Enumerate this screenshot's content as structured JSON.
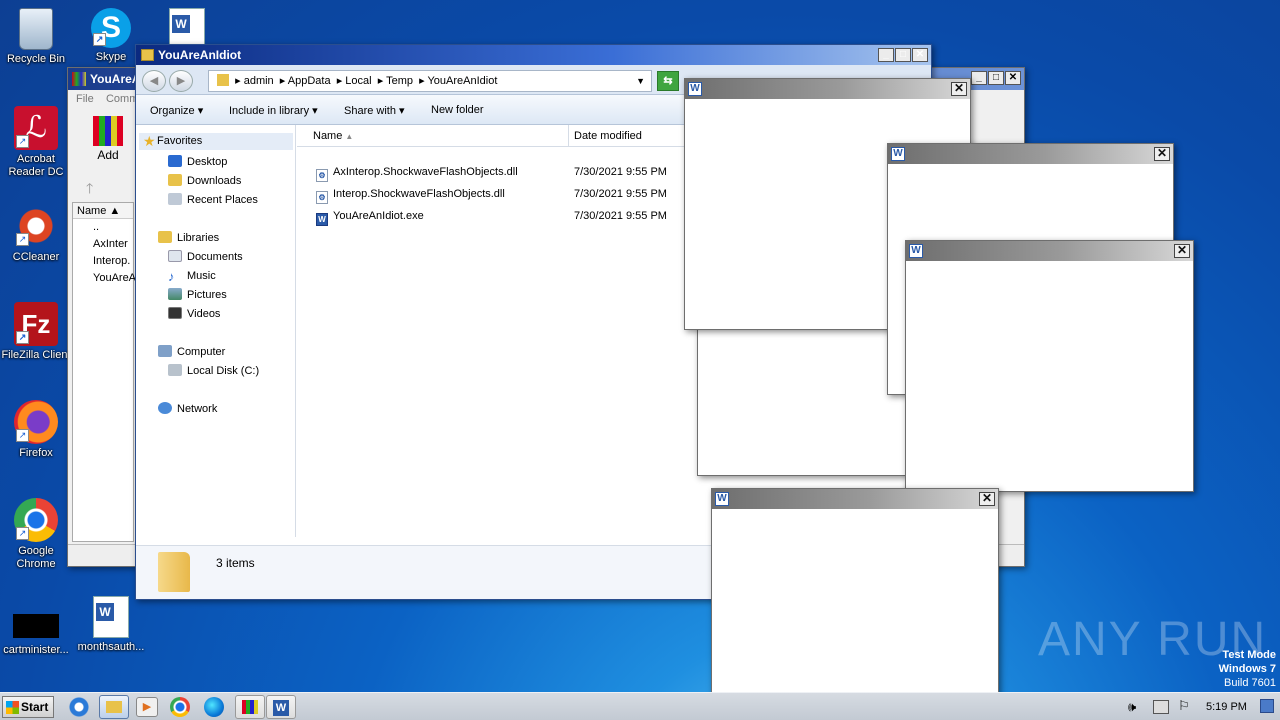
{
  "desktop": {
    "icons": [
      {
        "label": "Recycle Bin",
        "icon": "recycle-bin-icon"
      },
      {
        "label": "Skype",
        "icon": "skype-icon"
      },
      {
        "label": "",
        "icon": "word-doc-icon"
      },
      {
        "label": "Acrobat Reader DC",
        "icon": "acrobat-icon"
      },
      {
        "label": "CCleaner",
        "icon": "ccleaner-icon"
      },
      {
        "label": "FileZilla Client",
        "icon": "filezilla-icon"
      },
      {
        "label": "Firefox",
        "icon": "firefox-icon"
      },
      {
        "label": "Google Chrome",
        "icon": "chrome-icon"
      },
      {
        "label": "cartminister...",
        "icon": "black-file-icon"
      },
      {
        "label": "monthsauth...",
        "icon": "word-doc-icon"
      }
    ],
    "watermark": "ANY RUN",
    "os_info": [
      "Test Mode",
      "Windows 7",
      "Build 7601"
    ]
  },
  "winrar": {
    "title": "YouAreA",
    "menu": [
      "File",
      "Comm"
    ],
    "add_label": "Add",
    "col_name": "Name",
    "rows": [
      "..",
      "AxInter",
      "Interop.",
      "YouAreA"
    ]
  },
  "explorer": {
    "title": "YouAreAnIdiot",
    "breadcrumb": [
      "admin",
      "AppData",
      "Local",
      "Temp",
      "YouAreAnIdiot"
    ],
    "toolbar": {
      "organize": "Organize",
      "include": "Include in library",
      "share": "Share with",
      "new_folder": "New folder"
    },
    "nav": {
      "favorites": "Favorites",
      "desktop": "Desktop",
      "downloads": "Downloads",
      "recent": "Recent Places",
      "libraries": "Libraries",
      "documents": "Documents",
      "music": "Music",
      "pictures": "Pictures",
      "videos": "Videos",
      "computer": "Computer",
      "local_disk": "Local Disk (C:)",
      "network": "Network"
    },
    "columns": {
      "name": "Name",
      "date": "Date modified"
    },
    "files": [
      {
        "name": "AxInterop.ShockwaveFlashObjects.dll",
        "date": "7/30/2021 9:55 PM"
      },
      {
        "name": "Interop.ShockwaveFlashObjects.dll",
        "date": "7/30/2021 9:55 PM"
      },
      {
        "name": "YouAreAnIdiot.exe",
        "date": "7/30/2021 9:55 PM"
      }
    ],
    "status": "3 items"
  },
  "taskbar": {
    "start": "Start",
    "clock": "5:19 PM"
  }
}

☆ ☆ ☆ ☆ ☆ ☆ ☆

# [Set task]
Reproduce the entries above without change, omitting all pictures.

# [Final result]
Enumerate this screenshot's content as structured JSON.
{
  "desktop": {
    "icons": [
      {
        "label": "Recycle Bin",
        "icon": "recycle-bin-icon"
      },
      {
        "label": "Skype",
        "icon": "skype-icon"
      },
      {
        "label": "",
        "icon": "word-doc-icon"
      },
      {
        "label": "Acrobat Reader DC",
        "icon": "acrobat-icon"
      },
      {
        "label": "CCleaner",
        "icon": "ccleaner-icon"
      },
      {
        "label": "FileZilla Client",
        "icon": "filezilla-icon"
      },
      {
        "label": "Firefox",
        "icon": "firefox-icon"
      },
      {
        "label": "Google Chrome",
        "icon": "chrome-icon"
      },
      {
        "label": "cartminister...",
        "icon": "black-file-icon"
      },
      {
        "label": "monthsauth...",
        "icon": "word-doc-icon"
      }
    ],
    "watermark": "ANY RUN",
    "os_info": [
      "Test Mode",
      "Windows 7",
      "Build 7601"
    ]
  },
  "winrar": {
    "title": "YouAreA",
    "menu": [
      "File",
      "Comm"
    ],
    "add_label": "Add",
    "col_name": "Name",
    "rows": [
      "..",
      "AxInter",
      "Interop.",
      "YouAreA"
    ]
  },
  "explorer": {
    "title": "YouAreAnIdiot",
    "breadcrumb": [
      "admin",
      "AppData",
      "Local",
      "Temp",
      "YouAreAnIdiot"
    ],
    "toolbar": {
      "organize": "Organize",
      "include": "Include in library",
      "share": "Share with",
      "new_folder": "New folder"
    },
    "nav": {
      "favorites": "Favorites",
      "desktop": "Desktop",
      "downloads": "Downloads",
      "recent": "Recent Places",
      "libraries": "Libraries",
      "documents": "Documents",
      "music": "Music",
      "pictures": "Pictures",
      "videos": "Videos",
      "computer": "Computer",
      "local_disk": "Local Disk (C:)",
      "network": "Network"
    },
    "columns": {
      "name": "Name",
      "date": "Date modified"
    },
    "files": [
      {
        "name": "AxInterop.ShockwaveFlashObjects.dll",
        "date": "7/30/2021 9:55 PM"
      },
      {
        "name": "Interop.ShockwaveFlashObjects.dll",
        "date": "7/30/2021 9:55 PM"
      },
      {
        "name": "YouAreAnIdiot.exe",
        "date": "7/30/2021 9:55 PM"
      }
    ],
    "status": "3 items"
  },
  "taskbar": {
    "start": "Start",
    "clock": "5:19 PM"
  }
}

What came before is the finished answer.